§ **Set problem**
Keep the pictures out and restate every record exactly.
+-------+
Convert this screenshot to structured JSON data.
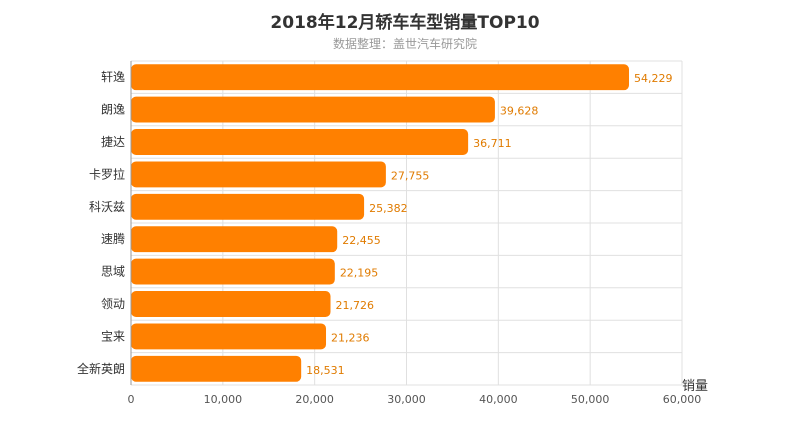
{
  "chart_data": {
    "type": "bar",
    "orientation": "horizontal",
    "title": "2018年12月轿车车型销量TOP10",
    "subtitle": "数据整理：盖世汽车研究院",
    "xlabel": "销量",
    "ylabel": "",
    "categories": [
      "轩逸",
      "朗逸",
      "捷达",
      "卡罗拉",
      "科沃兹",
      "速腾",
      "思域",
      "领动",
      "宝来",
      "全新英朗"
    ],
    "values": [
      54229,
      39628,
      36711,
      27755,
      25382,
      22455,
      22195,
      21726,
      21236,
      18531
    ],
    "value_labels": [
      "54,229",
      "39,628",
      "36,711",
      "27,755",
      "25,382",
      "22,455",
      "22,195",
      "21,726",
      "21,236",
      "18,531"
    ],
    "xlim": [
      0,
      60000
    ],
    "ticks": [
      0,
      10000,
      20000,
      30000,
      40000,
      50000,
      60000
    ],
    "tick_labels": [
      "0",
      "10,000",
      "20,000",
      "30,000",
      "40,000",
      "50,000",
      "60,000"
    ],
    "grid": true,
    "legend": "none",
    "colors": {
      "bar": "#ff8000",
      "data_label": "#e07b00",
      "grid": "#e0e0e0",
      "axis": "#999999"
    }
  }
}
+-------+
§ **Task response**
Convert this screenshot to structured JSON data.
{
  "chart_data": {
    "type": "bar",
    "orientation": "horizontal",
    "title": "2018年12月轿车车型销量TOP10",
    "subtitle": "数据整理：盖世汽车研究院",
    "xlabel": "销量",
    "ylabel": "",
    "categories": [
      "轩逸",
      "朗逸",
      "捷达",
      "卡罗拉",
      "科沃兹",
      "速腾",
      "思域",
      "领动",
      "宝来",
      "全新英朗"
    ],
    "values": [
      54229,
      39628,
      36711,
      27755,
      25382,
      22455,
      22195,
      21726,
      21236,
      18531
    ],
    "value_labels": [
      "54,229",
      "39,628",
      "36,711",
      "27,755",
      "25,382",
      "22,455",
      "22,195",
      "21,726",
      "21,236",
      "18,531"
    ],
    "xlim": [
      0,
      60000
    ],
    "ticks": [
      0,
      10000,
      20000,
      30000,
      40000,
      50000,
      60000
    ],
    "tick_labels": [
      "0",
      "10,000",
      "20,000",
      "30,000",
      "40,000",
      "50,000",
      "60,000"
    ],
    "grid": true,
    "legend": "none",
    "colors": {
      "bar": "#ff8000",
      "data_label": "#e07b00",
      "grid": "#e0e0e0",
      "axis": "#999999"
    }
  }
}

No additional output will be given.